» Data records:

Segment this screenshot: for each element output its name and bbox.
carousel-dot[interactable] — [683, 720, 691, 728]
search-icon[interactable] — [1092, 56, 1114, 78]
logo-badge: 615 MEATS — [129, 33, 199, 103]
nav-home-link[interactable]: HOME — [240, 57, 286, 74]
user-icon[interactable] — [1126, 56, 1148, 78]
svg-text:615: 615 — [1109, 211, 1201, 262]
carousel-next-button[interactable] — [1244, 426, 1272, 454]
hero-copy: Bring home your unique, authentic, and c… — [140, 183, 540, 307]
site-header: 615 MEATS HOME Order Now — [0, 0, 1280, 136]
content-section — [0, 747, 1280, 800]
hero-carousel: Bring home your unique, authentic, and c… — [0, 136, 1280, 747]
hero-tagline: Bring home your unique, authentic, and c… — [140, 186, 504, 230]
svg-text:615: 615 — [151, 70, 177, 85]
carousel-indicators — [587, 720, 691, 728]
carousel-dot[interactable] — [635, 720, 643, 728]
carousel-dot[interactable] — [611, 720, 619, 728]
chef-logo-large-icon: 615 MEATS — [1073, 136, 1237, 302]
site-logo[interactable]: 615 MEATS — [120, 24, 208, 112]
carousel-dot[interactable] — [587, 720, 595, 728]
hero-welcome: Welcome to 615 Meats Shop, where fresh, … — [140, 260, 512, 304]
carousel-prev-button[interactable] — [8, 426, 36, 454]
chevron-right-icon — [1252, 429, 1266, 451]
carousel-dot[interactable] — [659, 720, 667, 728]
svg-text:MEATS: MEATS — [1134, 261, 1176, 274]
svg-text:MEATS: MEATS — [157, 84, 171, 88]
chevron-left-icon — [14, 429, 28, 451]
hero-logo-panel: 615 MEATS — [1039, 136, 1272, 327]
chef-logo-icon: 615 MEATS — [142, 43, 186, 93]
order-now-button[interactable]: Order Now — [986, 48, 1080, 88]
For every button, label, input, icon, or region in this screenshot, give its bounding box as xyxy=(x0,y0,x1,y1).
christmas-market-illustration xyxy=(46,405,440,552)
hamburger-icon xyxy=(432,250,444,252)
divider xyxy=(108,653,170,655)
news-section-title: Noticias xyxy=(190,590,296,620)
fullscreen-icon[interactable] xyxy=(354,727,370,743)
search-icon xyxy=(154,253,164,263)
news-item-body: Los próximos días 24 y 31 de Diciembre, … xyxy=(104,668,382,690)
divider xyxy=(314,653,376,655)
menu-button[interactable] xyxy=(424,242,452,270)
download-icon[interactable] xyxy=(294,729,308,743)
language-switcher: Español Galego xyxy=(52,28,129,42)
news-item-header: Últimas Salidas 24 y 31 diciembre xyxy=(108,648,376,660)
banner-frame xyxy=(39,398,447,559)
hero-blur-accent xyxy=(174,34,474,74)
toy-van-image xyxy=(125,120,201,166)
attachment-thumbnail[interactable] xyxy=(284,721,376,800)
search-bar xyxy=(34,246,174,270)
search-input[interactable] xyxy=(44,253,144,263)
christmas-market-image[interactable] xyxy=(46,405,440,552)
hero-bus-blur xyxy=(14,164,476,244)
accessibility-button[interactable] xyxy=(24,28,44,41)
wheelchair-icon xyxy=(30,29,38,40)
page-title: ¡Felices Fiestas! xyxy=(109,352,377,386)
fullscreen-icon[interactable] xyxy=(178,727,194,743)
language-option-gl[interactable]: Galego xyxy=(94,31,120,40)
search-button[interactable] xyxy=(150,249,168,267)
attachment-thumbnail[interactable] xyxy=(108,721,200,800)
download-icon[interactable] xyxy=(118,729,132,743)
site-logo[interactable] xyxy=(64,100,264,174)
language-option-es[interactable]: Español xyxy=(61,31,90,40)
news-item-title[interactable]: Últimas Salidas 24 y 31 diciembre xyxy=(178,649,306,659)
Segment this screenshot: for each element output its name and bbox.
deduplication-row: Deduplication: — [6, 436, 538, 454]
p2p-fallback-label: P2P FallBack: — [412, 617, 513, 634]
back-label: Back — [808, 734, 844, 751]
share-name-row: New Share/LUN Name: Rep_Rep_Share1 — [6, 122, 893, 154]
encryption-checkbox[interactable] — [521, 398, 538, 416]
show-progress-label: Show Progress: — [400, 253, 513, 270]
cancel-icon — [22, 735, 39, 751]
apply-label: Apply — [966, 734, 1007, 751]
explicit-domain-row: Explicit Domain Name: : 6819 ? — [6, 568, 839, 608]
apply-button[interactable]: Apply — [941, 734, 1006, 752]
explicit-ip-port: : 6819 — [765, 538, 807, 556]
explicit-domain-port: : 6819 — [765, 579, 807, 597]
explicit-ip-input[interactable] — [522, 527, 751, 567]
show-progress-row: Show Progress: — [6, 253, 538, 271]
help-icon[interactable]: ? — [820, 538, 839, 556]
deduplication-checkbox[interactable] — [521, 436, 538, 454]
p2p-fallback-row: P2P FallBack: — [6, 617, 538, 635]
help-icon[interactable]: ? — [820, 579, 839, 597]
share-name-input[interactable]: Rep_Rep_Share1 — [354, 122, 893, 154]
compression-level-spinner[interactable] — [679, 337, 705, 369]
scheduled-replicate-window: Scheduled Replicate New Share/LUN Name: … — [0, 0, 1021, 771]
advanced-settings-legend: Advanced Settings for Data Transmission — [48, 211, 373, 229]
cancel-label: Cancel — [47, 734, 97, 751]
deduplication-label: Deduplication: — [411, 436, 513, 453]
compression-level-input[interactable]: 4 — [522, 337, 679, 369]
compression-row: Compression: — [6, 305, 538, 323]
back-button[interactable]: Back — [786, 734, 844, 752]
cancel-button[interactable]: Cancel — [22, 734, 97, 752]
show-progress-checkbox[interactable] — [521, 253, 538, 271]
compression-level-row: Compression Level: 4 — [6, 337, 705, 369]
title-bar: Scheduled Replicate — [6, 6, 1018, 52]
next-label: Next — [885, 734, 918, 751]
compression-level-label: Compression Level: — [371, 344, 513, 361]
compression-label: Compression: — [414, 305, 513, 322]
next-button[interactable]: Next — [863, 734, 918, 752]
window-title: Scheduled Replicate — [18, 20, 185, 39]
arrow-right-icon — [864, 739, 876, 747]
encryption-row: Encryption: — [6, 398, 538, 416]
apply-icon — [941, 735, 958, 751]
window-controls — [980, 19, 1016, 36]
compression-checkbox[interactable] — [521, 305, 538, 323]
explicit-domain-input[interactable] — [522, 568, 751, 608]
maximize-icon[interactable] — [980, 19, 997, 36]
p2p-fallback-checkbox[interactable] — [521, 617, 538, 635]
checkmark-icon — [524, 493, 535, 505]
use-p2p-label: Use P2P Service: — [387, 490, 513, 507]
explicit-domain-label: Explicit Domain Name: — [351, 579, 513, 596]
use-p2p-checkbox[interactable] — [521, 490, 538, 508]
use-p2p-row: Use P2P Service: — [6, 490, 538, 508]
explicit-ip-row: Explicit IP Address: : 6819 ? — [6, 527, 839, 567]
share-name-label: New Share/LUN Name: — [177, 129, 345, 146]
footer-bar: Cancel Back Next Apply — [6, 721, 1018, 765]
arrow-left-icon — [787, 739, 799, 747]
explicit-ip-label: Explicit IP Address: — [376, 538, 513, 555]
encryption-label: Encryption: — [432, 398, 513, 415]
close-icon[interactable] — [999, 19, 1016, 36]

» The problem: Please repeat the records above, swapping every "carousel-dot" for "slider-dot" and leaving everything else untouched.

» Final result:
Segment this screenshot: for each element output its name and bbox.
slider-dot[interactable] — [683, 720, 691, 728]
search-icon[interactable] — [1092, 56, 1114, 78]
logo-badge: 615 MEATS — [129, 33, 199, 103]
nav-home-link[interactable]: HOME — [240, 57, 286, 74]
user-icon[interactable] — [1126, 56, 1148, 78]
svg-text:615: 615 — [1109, 211, 1201, 262]
carousel-next-button[interactable] — [1244, 426, 1272, 454]
hero-copy: Bring home your unique, authentic, and c… — [140, 183, 540, 307]
site-header: 615 MEATS HOME Order Now — [0, 0, 1280, 136]
content-section — [0, 747, 1280, 800]
hero-carousel: Bring home your unique, authentic, and c… — [0, 136, 1280, 747]
hero-tagline: Bring home your unique, authentic, and c… — [140, 186, 504, 230]
svg-text:615: 615 — [151, 70, 177, 85]
carousel-indicators — [587, 720, 691, 728]
slider-dot[interactable] — [635, 720, 643, 728]
slider-dot[interactable] — [611, 720, 619, 728]
chef-logo-large-icon: 615 MEATS — [1073, 136, 1237, 302]
site-logo[interactable]: 615 MEATS — [120, 24, 208, 112]
slider-dot[interactable] — [587, 720, 595, 728]
hero-welcome: Welcome to 615 Meats Shop, where fresh, … — [140, 260, 512, 304]
carousel-prev-button[interactable] — [8, 426, 36, 454]
chevron-right-icon — [1252, 429, 1266, 451]
slider-dot[interactable] — [659, 720, 667, 728]
svg-text:MEATS: MEATS — [1134, 261, 1176, 274]
svg-text:MEATS: MEATS — [157, 84, 171, 88]
chevron-left-icon — [14, 429, 28, 451]
hero-logo-panel: 615 MEATS — [1039, 136, 1272, 327]
chef-logo-icon: 615 MEATS — [142, 43, 186, 93]
order-now-button[interactable]: Order Now — [986, 48, 1080, 88]
For every button, label, input, icon, or region in this screenshot, give its bounding box as xyxy=(x0,y0,x1,y1).
christmas-market-illustration xyxy=(46,405,440,552)
hamburger-icon xyxy=(432,250,444,252)
divider xyxy=(108,653,170,655)
news-section-title: Noticias xyxy=(190,590,296,620)
fullscreen-icon[interactable] xyxy=(354,727,370,743)
search-icon xyxy=(154,253,164,263)
news-item-body: Los próximos días 24 y 31 de Diciembre, … xyxy=(104,668,382,690)
divider xyxy=(314,653,376,655)
menu-button[interactable] xyxy=(424,242,452,270)
download-icon[interactable] xyxy=(294,729,308,743)
language-switcher: Español Galego xyxy=(52,28,129,42)
news-item-header: Últimas Salidas 24 y 31 diciembre xyxy=(108,648,376,660)
banner-frame xyxy=(39,398,447,559)
hero-blur-accent xyxy=(174,34,474,74)
toy-van-image xyxy=(125,120,201,166)
attachment-thumbnail[interactable] xyxy=(284,721,376,800)
search-bar xyxy=(34,246,174,270)
search-input[interactable] xyxy=(44,253,144,263)
christmas-market-image[interactable] xyxy=(46,405,440,552)
hero-bus-blur xyxy=(14,164,476,244)
accessibility-button[interactable] xyxy=(24,28,44,41)
wheelchair-icon xyxy=(30,29,38,40)
page-title: ¡Felices Fiestas! xyxy=(109,352,377,386)
fullscreen-icon[interactable] xyxy=(178,727,194,743)
language-option-gl[interactable]: Galego xyxy=(94,31,120,40)
search-button[interactable] xyxy=(150,249,168,267)
attachment-thumbnail[interactable] xyxy=(108,721,200,800)
download-icon[interactable] xyxy=(118,729,132,743)
site-logo[interactable] xyxy=(64,100,264,174)
language-option-es[interactable]: Español xyxy=(61,31,90,40)
news-item-title[interactable]: Últimas Salidas 24 y 31 diciembre xyxy=(178,649,306,659)
Segment this screenshot: for each element output its name and bbox.
deduplication-row: Deduplication: — [6, 436, 538, 454]
p2p-fallback-label: P2P FallBack: — [412, 617, 513, 634]
back-label: Back — [808, 734, 844, 751]
share-name-row: New Share/LUN Name: Rep_Rep_Share1 — [6, 122, 893, 154]
encryption-checkbox[interactable] — [521, 398, 538, 416]
show-progress-label: Show Progress: — [400, 253, 513, 270]
cancel-icon — [22, 735, 39, 751]
apply-label: Apply — [966, 734, 1007, 751]
explicit-domain-row: Explicit Domain Name: : 6819 ? — [6, 568, 839, 608]
apply-button[interactable]: Apply — [941, 734, 1006, 752]
explicit-ip-port: : 6819 — [765, 538, 807, 556]
explicit-domain-port: : 6819 — [765, 579, 807, 597]
explicit-ip-input[interactable] — [522, 527, 751, 567]
show-progress-row: Show Progress: — [6, 253, 538, 271]
help-icon[interactable]: ? — [820, 538, 839, 556]
deduplication-checkbox[interactable] — [521, 436, 538, 454]
p2p-fallback-row: P2P FallBack: — [6, 617, 538, 635]
help-icon[interactable]: ? — [820, 579, 839, 597]
share-name-input[interactable]: Rep_Rep_Share1 — [354, 122, 893, 154]
compression-level-spinner[interactable] — [679, 337, 705, 369]
scheduled-replicate-window: Scheduled Replicate New Share/LUN Name: … — [0, 0, 1021, 771]
advanced-settings-legend: Advanced Settings for Data Transmission — [48, 211, 373, 229]
cancel-label: Cancel — [47, 734, 97, 751]
deduplication-label: Deduplication: — [411, 436, 513, 453]
compression-level-input[interactable]: 4 — [522, 337, 679, 369]
compression-row: Compression: — [6, 305, 538, 323]
back-button[interactable]: Back — [786, 734, 844, 752]
cancel-button[interactable]: Cancel — [22, 734, 97, 752]
show-progress-checkbox[interactable] — [521, 253, 538, 271]
compression-level-row: Compression Level: 4 — [6, 337, 705, 369]
title-bar: Scheduled Replicate — [6, 6, 1018, 52]
next-label: Next — [885, 734, 918, 751]
compression-level-label: Compression Level: — [371, 344, 513, 361]
compression-label: Compression: — [414, 305, 513, 322]
next-button[interactable]: Next — [863, 734, 918, 752]
window-title: Scheduled Replicate — [18, 20, 185, 39]
arrow-right-icon — [864, 739, 876, 747]
encryption-row: Encryption: — [6, 398, 538, 416]
apply-icon — [941, 735, 958, 751]
window-controls — [980, 19, 1016, 36]
compression-checkbox[interactable] — [521, 305, 538, 323]
explicit-domain-input[interactable] — [522, 568, 751, 608]
maximize-icon[interactable] — [980, 19, 997, 36]
p2p-fallback-checkbox[interactable] — [521, 617, 538, 635]
checkmark-icon — [524, 493, 535, 505]
use-p2p-label: Use P2P Service: — [387, 490, 513, 507]
explicit-domain-label: Explicit Domain Name: — [351, 579, 513, 596]
use-p2p-checkbox[interactable] — [521, 490, 538, 508]
use-p2p-row: Use P2P Service: — [6, 490, 538, 508]
explicit-ip-row: Explicit IP Address: : 6819 ? — [6, 527, 839, 567]
share-name-label: New Share/LUN Name: — [177, 129, 345, 146]
footer-bar: Cancel Back Next Apply — [6, 721, 1018, 765]
arrow-left-icon — [787, 739, 799, 747]
explicit-ip-label: Explicit IP Address: — [376, 538, 513, 555]
encryption-label: Encryption: — [432, 398, 513, 415]
close-icon[interactable] — [999, 19, 1016, 36]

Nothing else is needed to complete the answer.